::: EXTRACTED INFORMATION :::

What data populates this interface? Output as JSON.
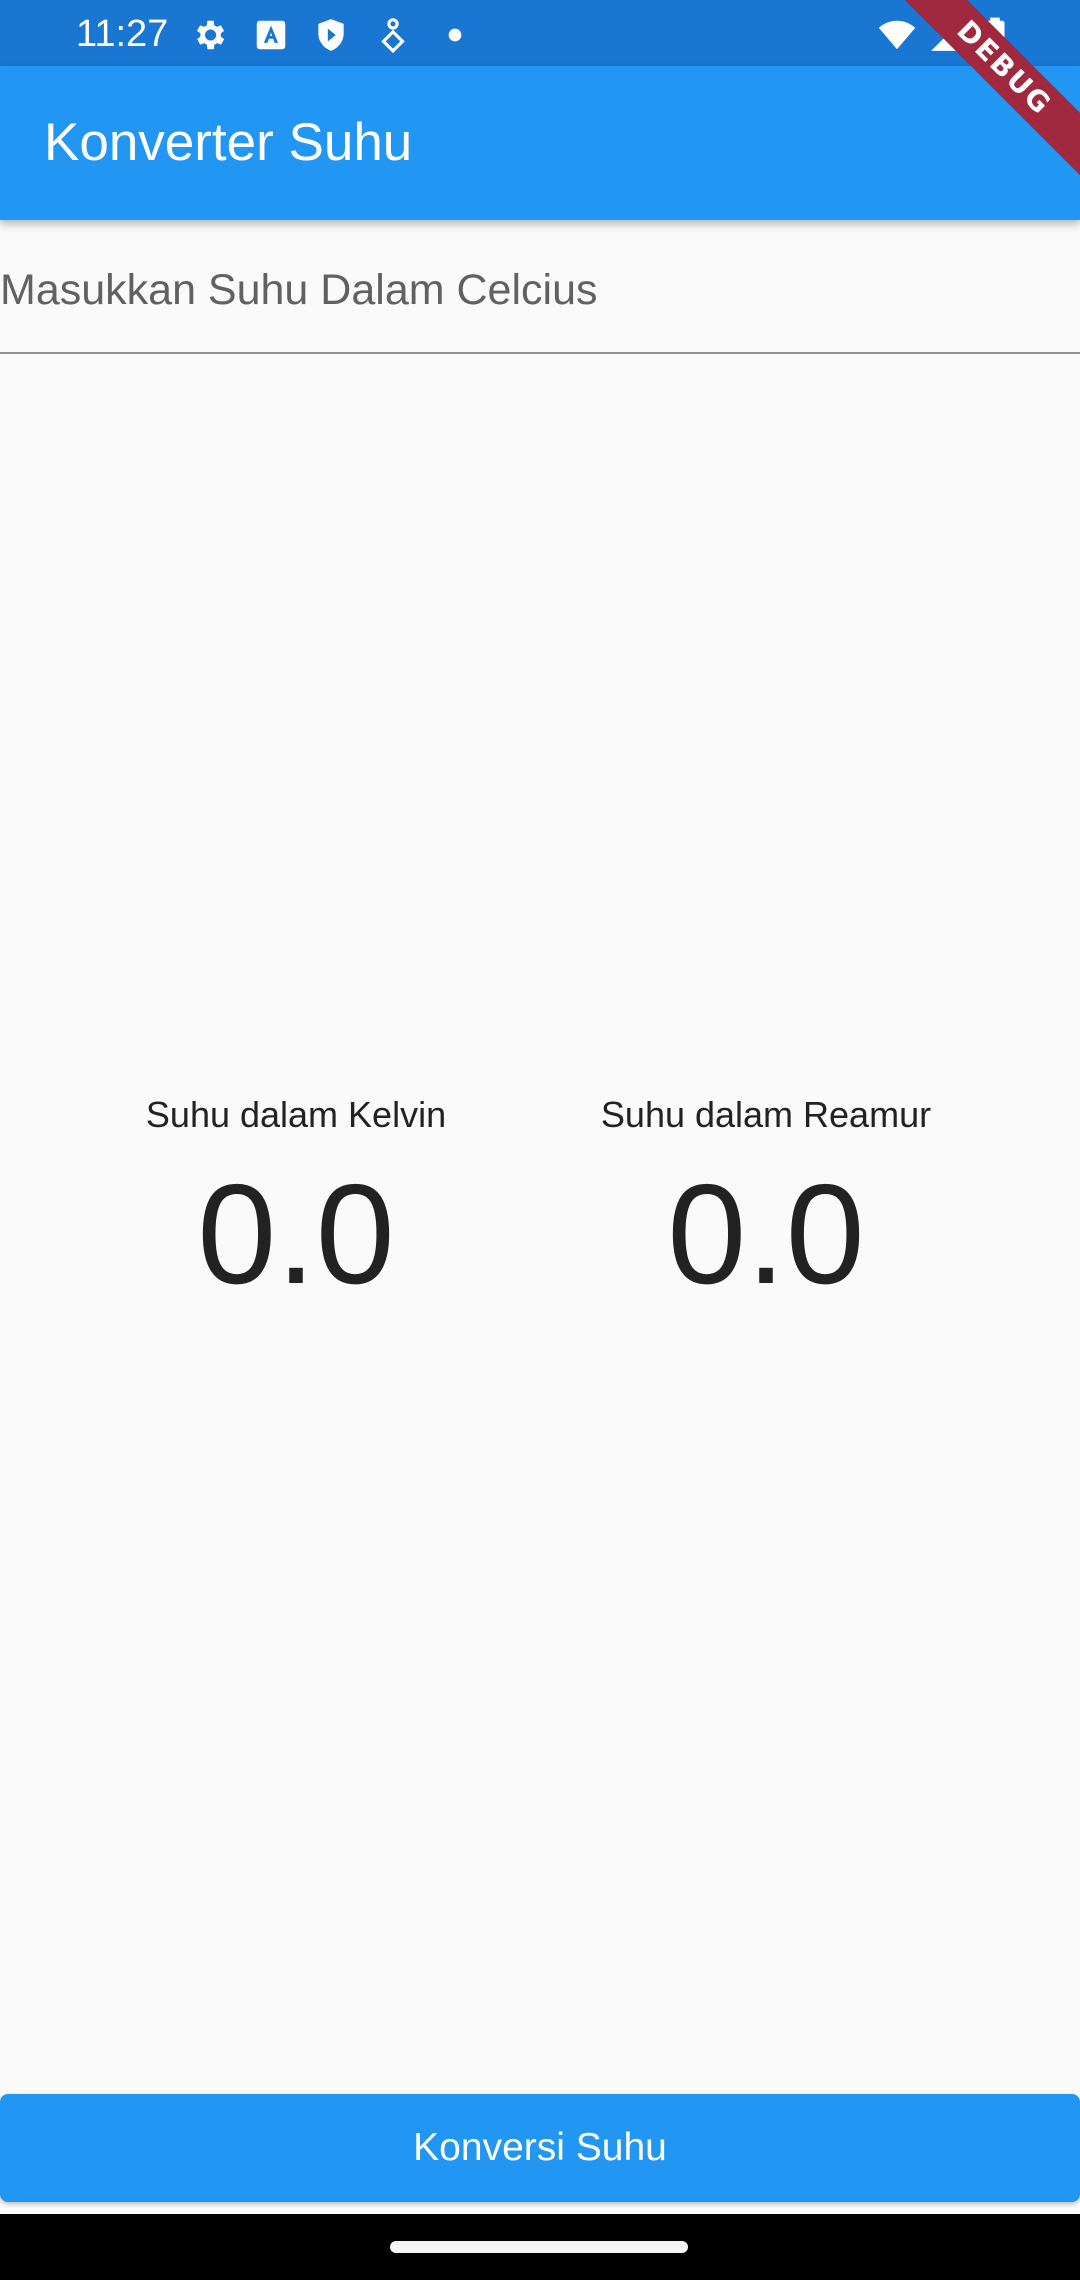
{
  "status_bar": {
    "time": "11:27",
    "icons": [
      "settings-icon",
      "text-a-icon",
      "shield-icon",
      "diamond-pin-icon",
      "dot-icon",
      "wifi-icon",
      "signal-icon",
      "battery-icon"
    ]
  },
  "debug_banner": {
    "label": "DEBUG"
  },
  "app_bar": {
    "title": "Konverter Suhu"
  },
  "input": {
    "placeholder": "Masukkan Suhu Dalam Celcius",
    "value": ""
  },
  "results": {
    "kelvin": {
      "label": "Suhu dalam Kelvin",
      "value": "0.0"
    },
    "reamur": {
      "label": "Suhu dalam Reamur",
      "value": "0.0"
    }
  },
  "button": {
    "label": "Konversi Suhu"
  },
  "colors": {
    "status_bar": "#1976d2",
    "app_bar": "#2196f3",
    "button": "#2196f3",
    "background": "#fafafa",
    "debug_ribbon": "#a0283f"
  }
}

:::
::: EXTRACTED INFORMATION :::

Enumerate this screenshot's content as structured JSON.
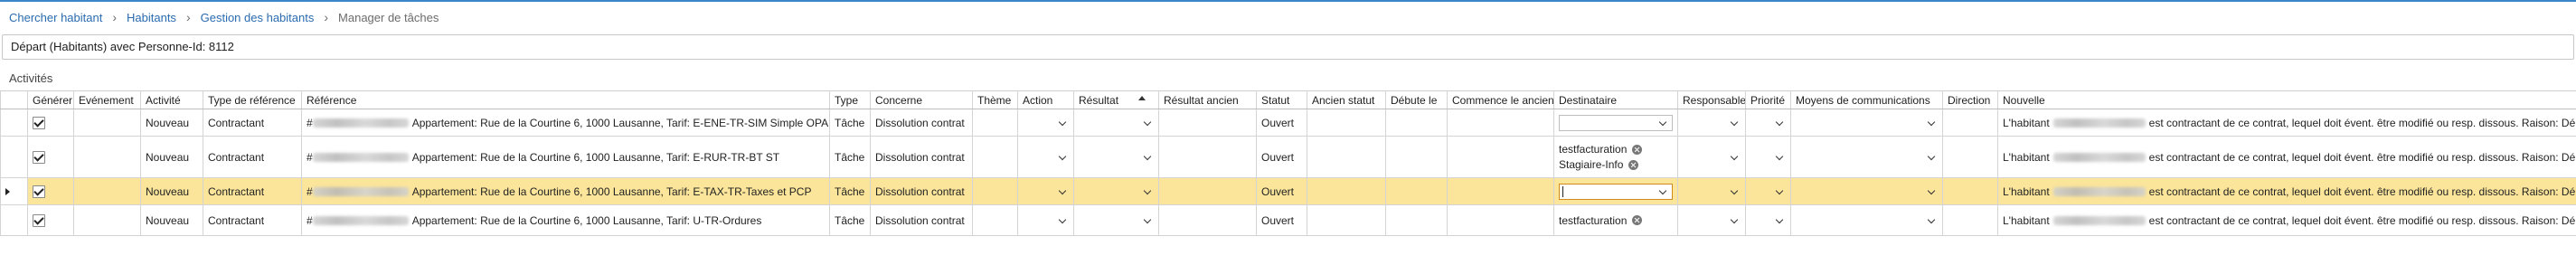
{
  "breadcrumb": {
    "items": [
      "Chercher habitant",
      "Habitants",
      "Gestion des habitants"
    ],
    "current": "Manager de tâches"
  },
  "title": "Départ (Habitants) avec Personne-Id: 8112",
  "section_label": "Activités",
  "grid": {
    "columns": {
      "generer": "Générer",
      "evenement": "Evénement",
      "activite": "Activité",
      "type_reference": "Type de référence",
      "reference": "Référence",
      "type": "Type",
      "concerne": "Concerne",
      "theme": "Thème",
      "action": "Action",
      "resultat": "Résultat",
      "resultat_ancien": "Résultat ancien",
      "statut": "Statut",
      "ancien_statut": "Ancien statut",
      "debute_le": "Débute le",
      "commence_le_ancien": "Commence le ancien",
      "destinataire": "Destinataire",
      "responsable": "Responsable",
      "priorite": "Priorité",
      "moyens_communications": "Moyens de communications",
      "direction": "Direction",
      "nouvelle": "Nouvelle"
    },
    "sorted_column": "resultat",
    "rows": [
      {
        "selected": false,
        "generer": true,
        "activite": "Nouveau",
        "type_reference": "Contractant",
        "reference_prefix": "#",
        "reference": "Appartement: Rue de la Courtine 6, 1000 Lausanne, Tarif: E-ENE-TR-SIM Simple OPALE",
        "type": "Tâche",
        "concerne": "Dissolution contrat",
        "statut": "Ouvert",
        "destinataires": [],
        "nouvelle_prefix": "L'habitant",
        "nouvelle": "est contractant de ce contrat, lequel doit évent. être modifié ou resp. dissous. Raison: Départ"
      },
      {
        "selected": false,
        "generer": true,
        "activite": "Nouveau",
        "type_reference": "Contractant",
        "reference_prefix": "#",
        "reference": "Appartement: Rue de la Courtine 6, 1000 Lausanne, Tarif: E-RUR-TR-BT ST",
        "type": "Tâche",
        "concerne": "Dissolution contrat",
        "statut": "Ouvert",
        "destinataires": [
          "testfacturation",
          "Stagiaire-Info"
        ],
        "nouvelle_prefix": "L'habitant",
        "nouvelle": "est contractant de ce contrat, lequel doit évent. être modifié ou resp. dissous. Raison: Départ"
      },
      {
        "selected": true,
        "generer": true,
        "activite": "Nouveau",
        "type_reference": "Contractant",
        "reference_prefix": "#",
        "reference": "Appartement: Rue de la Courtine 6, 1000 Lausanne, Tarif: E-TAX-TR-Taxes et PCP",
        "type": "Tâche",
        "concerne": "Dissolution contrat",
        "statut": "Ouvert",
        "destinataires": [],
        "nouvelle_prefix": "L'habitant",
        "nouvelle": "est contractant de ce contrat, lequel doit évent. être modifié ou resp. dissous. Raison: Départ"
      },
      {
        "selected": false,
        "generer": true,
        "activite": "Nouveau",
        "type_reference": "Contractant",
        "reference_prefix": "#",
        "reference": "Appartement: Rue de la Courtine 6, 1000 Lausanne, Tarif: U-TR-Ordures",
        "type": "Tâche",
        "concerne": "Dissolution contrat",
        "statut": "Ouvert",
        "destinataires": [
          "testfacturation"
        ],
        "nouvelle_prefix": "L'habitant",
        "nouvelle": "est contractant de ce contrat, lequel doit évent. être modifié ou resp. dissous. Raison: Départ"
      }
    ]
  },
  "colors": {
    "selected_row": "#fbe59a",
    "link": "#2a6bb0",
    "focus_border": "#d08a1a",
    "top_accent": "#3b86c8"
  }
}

:::

### WORK REQUIRED
Gather every line from the listing above in which "this" appears, and copy those lines.

### ANSWER BELOW
What data populates this interface? Output as JSON.
Enumerate this screenshot's content as structured JSON.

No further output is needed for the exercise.